--- BEGIN Source records ---

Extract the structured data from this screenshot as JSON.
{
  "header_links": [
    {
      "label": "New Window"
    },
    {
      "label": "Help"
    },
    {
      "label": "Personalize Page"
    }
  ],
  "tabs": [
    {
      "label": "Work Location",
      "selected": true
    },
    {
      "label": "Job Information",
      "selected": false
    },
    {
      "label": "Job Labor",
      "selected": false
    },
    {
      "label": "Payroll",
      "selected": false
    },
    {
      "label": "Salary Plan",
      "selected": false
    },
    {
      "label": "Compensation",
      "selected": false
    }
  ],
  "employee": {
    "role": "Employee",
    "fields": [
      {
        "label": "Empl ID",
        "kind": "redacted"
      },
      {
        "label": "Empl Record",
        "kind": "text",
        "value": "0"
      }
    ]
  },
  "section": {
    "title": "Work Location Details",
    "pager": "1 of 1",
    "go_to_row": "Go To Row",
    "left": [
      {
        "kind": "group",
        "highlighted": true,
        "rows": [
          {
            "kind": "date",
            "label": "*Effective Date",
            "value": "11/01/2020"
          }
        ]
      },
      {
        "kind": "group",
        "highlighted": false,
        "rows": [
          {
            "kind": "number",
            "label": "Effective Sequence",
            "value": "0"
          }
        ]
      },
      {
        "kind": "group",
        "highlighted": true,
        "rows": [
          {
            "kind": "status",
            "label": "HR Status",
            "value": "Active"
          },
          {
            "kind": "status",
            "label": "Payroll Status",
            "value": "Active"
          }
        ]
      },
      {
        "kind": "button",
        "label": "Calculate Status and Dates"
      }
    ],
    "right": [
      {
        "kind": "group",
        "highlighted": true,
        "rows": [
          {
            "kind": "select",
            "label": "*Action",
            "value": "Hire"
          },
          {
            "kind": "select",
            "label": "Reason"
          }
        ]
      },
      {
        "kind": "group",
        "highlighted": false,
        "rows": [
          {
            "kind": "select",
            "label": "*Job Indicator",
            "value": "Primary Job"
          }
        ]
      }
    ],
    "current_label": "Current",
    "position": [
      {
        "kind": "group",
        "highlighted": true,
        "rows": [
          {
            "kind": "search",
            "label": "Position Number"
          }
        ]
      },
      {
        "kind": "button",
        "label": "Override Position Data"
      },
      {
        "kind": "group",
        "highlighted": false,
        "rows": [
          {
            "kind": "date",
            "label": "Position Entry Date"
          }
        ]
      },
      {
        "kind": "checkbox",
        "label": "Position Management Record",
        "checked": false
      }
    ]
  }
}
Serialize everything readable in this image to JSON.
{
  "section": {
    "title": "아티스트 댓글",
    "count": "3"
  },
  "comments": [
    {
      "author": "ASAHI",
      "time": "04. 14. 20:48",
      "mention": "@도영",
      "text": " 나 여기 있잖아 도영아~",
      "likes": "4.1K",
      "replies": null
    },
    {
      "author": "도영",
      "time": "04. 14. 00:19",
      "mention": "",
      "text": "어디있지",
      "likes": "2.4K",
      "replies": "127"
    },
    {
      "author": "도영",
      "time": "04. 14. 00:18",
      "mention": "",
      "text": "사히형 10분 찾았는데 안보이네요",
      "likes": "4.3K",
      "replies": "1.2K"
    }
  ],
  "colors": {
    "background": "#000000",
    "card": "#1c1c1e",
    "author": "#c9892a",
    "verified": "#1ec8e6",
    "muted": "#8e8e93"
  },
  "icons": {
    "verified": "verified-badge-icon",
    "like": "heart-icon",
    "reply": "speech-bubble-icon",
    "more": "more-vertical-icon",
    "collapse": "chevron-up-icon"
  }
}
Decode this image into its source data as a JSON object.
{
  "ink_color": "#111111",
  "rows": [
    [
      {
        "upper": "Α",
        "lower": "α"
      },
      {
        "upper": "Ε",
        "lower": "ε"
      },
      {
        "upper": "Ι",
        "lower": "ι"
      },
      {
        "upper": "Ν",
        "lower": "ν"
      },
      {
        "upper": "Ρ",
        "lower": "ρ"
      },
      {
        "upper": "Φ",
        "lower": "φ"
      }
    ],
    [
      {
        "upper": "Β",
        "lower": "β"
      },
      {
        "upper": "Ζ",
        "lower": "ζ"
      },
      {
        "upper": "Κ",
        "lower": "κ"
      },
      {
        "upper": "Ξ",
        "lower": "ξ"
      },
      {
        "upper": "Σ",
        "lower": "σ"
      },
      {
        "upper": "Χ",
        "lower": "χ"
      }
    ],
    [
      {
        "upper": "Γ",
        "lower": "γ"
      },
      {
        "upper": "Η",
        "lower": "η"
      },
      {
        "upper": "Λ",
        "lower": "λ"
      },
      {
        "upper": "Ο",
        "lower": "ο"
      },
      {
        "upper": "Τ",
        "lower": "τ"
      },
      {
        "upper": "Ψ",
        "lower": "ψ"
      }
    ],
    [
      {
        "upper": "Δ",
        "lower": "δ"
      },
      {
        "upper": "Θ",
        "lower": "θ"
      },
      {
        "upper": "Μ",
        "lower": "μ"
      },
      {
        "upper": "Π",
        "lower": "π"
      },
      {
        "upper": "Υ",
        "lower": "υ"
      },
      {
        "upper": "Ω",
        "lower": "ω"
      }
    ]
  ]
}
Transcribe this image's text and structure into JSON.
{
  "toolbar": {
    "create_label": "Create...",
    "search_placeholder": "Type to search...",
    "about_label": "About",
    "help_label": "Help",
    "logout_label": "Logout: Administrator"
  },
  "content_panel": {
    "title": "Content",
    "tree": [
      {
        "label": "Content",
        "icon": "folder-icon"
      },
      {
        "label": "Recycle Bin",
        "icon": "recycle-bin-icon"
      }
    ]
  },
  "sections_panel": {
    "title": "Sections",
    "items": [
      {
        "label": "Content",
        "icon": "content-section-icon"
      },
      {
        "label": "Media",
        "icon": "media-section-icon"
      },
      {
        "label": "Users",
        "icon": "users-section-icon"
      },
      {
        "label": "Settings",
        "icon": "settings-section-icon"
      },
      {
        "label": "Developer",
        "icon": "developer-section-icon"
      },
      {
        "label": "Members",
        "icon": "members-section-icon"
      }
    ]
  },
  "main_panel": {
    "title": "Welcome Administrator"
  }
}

--- END Source records ---

**Aim of the task**
Each line above must be reproduced exactly as it stands.

**Answer to this problem**
Extract the structured data from this screenshot as JSON.
{
  "header_links": [
    {
      "label": "New Window"
    },
    {
      "label": "Help"
    },
    {
      "label": "Personalize Page"
    }
  ],
  "tabs": [
    {
      "label": "Work Location",
      "selected": true
    },
    {
      "label": "Job Information",
      "selected": false
    },
    {
      "label": "Job Labor",
      "selected": false
    },
    {
      "label": "Payroll",
      "selected": false
    },
    {
      "label": "Salary Plan",
      "selected": false
    },
    {
      "label": "Compensation",
      "selected": false
    }
  ],
  "employee": {
    "role": "Employee",
    "fields": [
      {
        "label": "Empl ID",
        "kind": "redacted"
      },
      {
        "label": "Empl Record",
        "kind": "text",
        "value": "0"
      }
    ]
  },
  "section": {
    "title": "Work Location Details",
    "pager": "1 of 1",
    "go_to_row": "Go To Row",
    "left": [
      {
        "kind": "group",
        "highlighted": true,
        "rows": [
          {
            "kind": "date",
            "label": "*Effective Date",
            "value": "11/01/2020"
          }
        ]
      },
      {
        "kind": "group",
        "highlighted": false,
        "rows": [
          {
            "kind": "number",
            "label": "Effective Sequence",
            "value": "0"
          }
        ]
      },
      {
        "kind": "group",
        "highlighted": true,
        "rows": [
          {
            "kind": "status",
            "label": "HR Status",
            "value": "Active"
          },
          {
            "kind": "status",
            "label": "Payroll Status",
            "value": "Active"
          }
        ]
      },
      {
        "kind": "button",
        "label": "Calculate Status and Dates"
      }
    ],
    "right": [
      {
        "kind": "group",
        "highlighted": true,
        "rows": [
          {
            "kind": "select",
            "label": "*Action",
            "value": "Hire"
          },
          {
            "kind": "select",
            "label": "Reason"
          }
        ]
      },
      {
        "kind": "group",
        "highlighted": false,
        "rows": [
          {
            "kind": "select",
            "label": "*Job Indicator",
            "value": "Primary Job"
          }
        ]
      }
    ],
    "current_label": "Current",
    "position": [
      {
        "kind": "group",
        "highlighted": true,
        "rows": [
          {
            "kind": "search",
            "label": "Position Number"
          }
        ]
      },
      {
        "kind": "button",
        "label": "Override Position Data"
      },
      {
        "kind": "group",
        "highlighted": false,
        "rows": [
          {
            "kind": "date",
            "label": "Position Entry Date"
          }
        ]
      },
      {
        "kind": "checkbox",
        "label": "Position Management Record",
        "checked": false
      }
    ]
  }
}
Serialize everything readable in this image to JSON.
{
  "section": {
    "title": "아티스트 댓글",
    "count": "3"
  },
  "comments": [
    {
      "author": "ASAHI",
      "time": "04. 14. 20:48",
      "mention": "@도영",
      "text": " 나 여기 있잖아 도영아~",
      "likes": "4.1K",
      "replies": null
    },
    {
      "author": "도영",
      "time": "04. 14. 00:19",
      "mention": "",
      "text": "어디있지",
      "likes": "2.4K",
      "replies": "127"
    },
    {
      "author": "도영",
      "time": "04. 14. 00:18",
      "mention": "",
      "text": "사히형 10분 찾았는데 안보이네요",
      "likes": "4.3K",
      "replies": "1.2K"
    }
  ],
  "colors": {
    "background": "#000000",
    "card": "#1c1c1e",
    "author": "#c9892a",
    "verified": "#1ec8e6",
    "muted": "#8e8e93"
  },
  "icons": {
    "verified": "verified-badge-icon",
    "like": "heart-icon",
    "reply": "speech-bubble-icon",
    "more": "more-vertical-icon",
    "collapse": "chevron-up-icon"
  }
}
Decode this image into its source data as a JSON object.
{
  "ink_color": "#111111",
  "rows": [
    [
      {
        "upper": "Α",
        "lower": "α"
      },
      {
        "upper": "Ε",
        "lower": "ε"
      },
      {
        "upper": "Ι",
        "lower": "ι"
      },
      {
        "upper": "Ν",
        "lower": "ν"
      },
      {
        "upper": "Ρ",
        "lower": "ρ"
      },
      {
        "upper": "Φ",
        "lower": "φ"
      }
    ],
    [
      {
        "upper": "Β",
        "lower": "β"
      },
      {
        "upper": "Ζ",
        "lower": "ζ"
      },
      {
        "upper": "Κ",
        "lower": "κ"
      },
      {
        "upper": "Ξ",
        "lower": "ξ"
      },
      {
        "upper": "Σ",
        "lower": "σ"
      },
      {
        "upper": "Χ",
        "lower": "χ"
      }
    ],
    [
      {
        "upper": "Γ",
        "lower": "γ"
      },
      {
        "upper": "Η",
        "lower": "η"
      },
      {
        "upper": "Λ",
        "lower": "λ"
      },
      {
        "upper": "Ο",
        "lower": "ο"
      },
      {
        "upper": "Τ",
        "lower": "τ"
      },
      {
        "upper": "Ψ",
        "lower": "ψ"
      }
    ],
    [
      {
        "upper": "Δ",
        "lower": "δ"
      },
      {
        "upper": "Θ",
        "lower": "θ"
      },
      {
        "upper": "Μ",
        "lower": "μ"
      },
      {
        "upper": "Π",
        "lower": "π"
      },
      {
        "upper": "Υ",
        "lower": "υ"
      },
      {
        "upper": "Ω",
        "lower": "ω"
      }
    ]
  ]
}
Transcribe this image's text and structure into JSON.
{
  "toolbar": {
    "create_label": "Create...",
    "search_placeholder": "Type to search...",
    "about_label": "About",
    "help_label": "Help",
    "logout_label": "Logout: Administrator"
  },
  "content_panel": {
    "title": "Content",
    "tree": [
      {
        "label": "Content",
        "icon": "folder-icon"
      },
      {
        "label": "Recycle Bin",
        "icon": "recycle-bin-icon"
      }
    ]
  },
  "sections_panel": {
    "title": "Sections",
    "items": [
      {
        "label": "Content",
        "icon": "content-section-icon"
      },
      {
        "label": "Media",
        "icon": "media-section-icon"
      },
      {
        "label": "Users",
        "icon": "users-section-icon"
      },
      {
        "label": "Settings",
        "icon": "settings-section-icon"
      },
      {
        "label": "Developer",
        "icon": "developer-section-icon"
      },
      {
        "label": "Members",
        "icon": "members-section-icon"
      }
    ]
  },
  "main_panel": {
    "title": "Welcome Administrator"
  }
}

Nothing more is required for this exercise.